Figure record extracts
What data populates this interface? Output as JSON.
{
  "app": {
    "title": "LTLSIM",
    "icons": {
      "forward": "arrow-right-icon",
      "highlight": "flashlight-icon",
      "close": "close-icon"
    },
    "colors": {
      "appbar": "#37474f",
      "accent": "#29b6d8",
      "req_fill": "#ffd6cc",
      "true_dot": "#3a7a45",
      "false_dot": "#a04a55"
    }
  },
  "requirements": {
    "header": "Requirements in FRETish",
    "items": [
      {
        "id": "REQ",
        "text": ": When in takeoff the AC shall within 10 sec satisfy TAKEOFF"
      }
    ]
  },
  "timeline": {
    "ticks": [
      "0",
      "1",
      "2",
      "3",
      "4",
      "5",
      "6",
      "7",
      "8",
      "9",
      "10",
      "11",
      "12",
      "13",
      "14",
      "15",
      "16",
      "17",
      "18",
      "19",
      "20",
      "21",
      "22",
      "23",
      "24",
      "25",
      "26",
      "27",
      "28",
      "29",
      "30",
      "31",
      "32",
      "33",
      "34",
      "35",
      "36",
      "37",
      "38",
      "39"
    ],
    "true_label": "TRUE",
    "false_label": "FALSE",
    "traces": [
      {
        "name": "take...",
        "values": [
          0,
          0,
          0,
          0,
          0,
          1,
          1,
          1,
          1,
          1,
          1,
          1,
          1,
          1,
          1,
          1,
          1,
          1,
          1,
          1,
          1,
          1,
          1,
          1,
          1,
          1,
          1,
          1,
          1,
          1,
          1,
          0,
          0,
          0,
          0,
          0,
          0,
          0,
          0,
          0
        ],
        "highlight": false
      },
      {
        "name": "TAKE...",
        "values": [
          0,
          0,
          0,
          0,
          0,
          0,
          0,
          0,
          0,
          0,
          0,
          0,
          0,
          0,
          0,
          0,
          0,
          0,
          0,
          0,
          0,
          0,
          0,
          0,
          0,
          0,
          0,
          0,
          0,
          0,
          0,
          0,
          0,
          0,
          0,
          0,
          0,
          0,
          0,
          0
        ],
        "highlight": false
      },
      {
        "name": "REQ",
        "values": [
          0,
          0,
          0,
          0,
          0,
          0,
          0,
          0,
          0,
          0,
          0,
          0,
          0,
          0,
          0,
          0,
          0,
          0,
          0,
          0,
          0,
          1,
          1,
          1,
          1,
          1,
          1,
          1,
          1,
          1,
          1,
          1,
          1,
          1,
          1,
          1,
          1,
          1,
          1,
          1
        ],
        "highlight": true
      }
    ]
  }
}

**What is being asked**
From the listing above, extract every line exactly as it stands.

**Written response**
What data populates this interface? Output as JSON.
{
  "app": {
    "title": "LTLSIM",
    "icons": {
      "forward": "arrow-right-icon",
      "highlight": "flashlight-icon",
      "close": "close-icon"
    },
    "colors": {
      "appbar": "#37474f",
      "accent": "#29b6d8",
      "req_fill": "#ffd6cc",
      "true_dot": "#3a7a45",
      "false_dot": "#a04a55"
    }
  },
  "requirements": {
    "header": "Requirements in FRETish",
    "items": [
      {
        "id": "REQ",
        "text": ": When in takeoff the AC shall within 10 sec satisfy TAKEOFF"
      }
    ]
  },
  "timeline": {
    "ticks": [
      "0",
      "1",
      "2",
      "3",
      "4",
      "5",
      "6",
      "7",
      "8",
      "9",
      "10",
      "11",
      "12",
      "13",
      "14",
      "15",
      "16",
      "17",
      "18",
      "19",
      "20",
      "21",
      "22",
      "23",
      "24",
      "25",
      "26",
      "27",
      "28",
      "29",
      "30",
      "31",
      "32",
      "33",
      "34",
      "35",
      "36",
      "37",
      "38",
      "39"
    ],
    "true_label": "TRUE",
    "false_label": "FALSE",
    "traces": [
      {
        "name": "take...",
        "values": [
          0,
          0,
          0,
          0,
          0,
          1,
          1,
          1,
          1,
          1,
          1,
          1,
          1,
          1,
          1,
          1,
          1,
          1,
          1,
          1,
          1,
          1,
          1,
          1,
          1,
          1,
          1,
          1,
          1,
          1,
          1,
          0,
          0,
          0,
          0,
          0,
          0,
          0,
          0,
          0
        ],
        "highlight": false
      },
      {
        "name": "TAKE...",
        "values": [
          0,
          0,
          0,
          0,
          0,
          0,
          0,
          0,
          0,
          0,
          0,
          0,
          0,
          0,
          0,
          0,
          0,
          0,
          0,
          0,
          0,
          0,
          0,
          0,
          0,
          0,
          0,
          0,
          0,
          0,
          0,
          0,
          0,
          0,
          0,
          0,
          0,
          0,
          0,
          0
        ],
        "highlight": false
      },
      {
        "name": "REQ",
        "values": [
          0,
          0,
          0,
          0,
          0,
          0,
          0,
          0,
          0,
          0,
          0,
          0,
          0,
          0,
          0,
          0,
          0,
          0,
          0,
          0,
          0,
          1,
          1,
          1,
          1,
          1,
          1,
          1,
          1,
          1,
          1,
          1,
          1,
          1,
          1,
          1,
          1,
          1,
          1,
          1
        ],
        "highlight": true
      }
    ]
  }
}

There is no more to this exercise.